**Saved entries:**
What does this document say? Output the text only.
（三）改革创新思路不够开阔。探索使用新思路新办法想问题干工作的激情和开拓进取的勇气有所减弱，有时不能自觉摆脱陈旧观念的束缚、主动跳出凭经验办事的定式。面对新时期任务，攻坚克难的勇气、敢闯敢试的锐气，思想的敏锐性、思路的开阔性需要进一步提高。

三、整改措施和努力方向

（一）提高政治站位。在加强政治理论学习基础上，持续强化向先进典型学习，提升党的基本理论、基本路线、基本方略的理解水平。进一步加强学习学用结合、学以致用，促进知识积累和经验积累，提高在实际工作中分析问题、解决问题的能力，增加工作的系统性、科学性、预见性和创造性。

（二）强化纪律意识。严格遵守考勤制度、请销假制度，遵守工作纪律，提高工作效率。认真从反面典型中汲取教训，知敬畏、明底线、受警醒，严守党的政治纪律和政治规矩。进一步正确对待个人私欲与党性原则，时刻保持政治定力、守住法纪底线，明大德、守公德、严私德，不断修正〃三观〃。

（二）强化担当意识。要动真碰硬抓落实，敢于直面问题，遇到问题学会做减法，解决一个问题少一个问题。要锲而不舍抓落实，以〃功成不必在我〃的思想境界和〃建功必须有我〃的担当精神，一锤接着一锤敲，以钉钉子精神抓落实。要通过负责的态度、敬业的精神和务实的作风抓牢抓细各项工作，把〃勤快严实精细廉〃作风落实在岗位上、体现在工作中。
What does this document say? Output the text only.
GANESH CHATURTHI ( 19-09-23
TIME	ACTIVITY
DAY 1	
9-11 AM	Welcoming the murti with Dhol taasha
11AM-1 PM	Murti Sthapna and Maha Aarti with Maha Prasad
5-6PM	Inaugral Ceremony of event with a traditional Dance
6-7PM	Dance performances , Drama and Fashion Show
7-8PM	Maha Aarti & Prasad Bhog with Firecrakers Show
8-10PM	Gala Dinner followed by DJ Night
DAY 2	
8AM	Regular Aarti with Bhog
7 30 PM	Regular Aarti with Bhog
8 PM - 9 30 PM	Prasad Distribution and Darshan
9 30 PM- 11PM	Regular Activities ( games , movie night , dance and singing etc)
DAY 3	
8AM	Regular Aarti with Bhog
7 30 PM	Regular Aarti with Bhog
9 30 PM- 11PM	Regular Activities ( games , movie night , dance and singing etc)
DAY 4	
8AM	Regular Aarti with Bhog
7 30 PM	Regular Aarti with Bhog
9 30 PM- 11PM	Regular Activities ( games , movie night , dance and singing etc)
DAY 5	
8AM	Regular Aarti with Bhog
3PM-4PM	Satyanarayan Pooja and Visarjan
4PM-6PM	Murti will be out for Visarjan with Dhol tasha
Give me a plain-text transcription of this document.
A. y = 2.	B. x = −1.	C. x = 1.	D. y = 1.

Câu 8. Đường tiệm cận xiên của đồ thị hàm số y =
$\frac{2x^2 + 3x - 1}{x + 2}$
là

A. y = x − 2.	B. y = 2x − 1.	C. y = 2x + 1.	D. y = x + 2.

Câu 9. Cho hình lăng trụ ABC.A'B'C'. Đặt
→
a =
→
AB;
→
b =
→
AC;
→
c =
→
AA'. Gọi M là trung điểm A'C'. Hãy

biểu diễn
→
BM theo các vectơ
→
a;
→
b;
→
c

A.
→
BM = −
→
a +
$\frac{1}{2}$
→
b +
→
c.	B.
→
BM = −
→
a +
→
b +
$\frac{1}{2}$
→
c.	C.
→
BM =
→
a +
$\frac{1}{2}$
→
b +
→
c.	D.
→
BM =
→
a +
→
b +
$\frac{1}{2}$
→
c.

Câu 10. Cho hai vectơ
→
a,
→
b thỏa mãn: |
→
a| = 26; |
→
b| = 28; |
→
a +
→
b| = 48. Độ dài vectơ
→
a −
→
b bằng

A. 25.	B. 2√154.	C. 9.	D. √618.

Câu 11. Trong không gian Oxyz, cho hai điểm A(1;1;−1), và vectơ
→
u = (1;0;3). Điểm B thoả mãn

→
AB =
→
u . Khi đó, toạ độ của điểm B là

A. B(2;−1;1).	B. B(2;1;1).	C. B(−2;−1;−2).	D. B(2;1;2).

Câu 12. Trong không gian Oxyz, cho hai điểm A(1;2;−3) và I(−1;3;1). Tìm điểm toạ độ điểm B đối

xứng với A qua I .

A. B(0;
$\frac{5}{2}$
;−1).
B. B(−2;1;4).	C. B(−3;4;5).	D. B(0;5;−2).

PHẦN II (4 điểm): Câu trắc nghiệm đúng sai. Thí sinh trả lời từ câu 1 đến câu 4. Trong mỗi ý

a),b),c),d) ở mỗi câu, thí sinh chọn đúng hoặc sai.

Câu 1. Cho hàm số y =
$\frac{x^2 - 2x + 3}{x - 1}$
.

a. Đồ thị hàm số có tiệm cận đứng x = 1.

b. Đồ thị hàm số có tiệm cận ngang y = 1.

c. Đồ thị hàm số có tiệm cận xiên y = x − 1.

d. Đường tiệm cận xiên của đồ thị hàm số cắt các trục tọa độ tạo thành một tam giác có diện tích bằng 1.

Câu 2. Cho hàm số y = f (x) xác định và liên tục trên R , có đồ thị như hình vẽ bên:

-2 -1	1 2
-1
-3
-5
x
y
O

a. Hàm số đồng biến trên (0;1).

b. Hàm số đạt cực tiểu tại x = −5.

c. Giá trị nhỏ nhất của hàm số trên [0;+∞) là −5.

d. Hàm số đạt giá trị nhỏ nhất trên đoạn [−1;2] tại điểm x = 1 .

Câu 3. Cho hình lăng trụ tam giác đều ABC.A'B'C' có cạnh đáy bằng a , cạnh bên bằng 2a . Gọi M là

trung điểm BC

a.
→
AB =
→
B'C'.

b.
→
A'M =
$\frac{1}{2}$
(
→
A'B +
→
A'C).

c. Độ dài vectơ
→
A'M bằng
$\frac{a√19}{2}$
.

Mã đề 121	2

**Problem:**
In the material above, find each line that contains the word "Oxyz", and select it.

**Finished answer:**
Câu 11. Trong không gian Oxyz, cho hai điểm A(1;1;−1), và vectơ
Câu 12. Trong không gian Oxyz, cho hai điểm A(1;2;−3) và I(−1;3;1). Tìm điểm toạ độ điểm B đối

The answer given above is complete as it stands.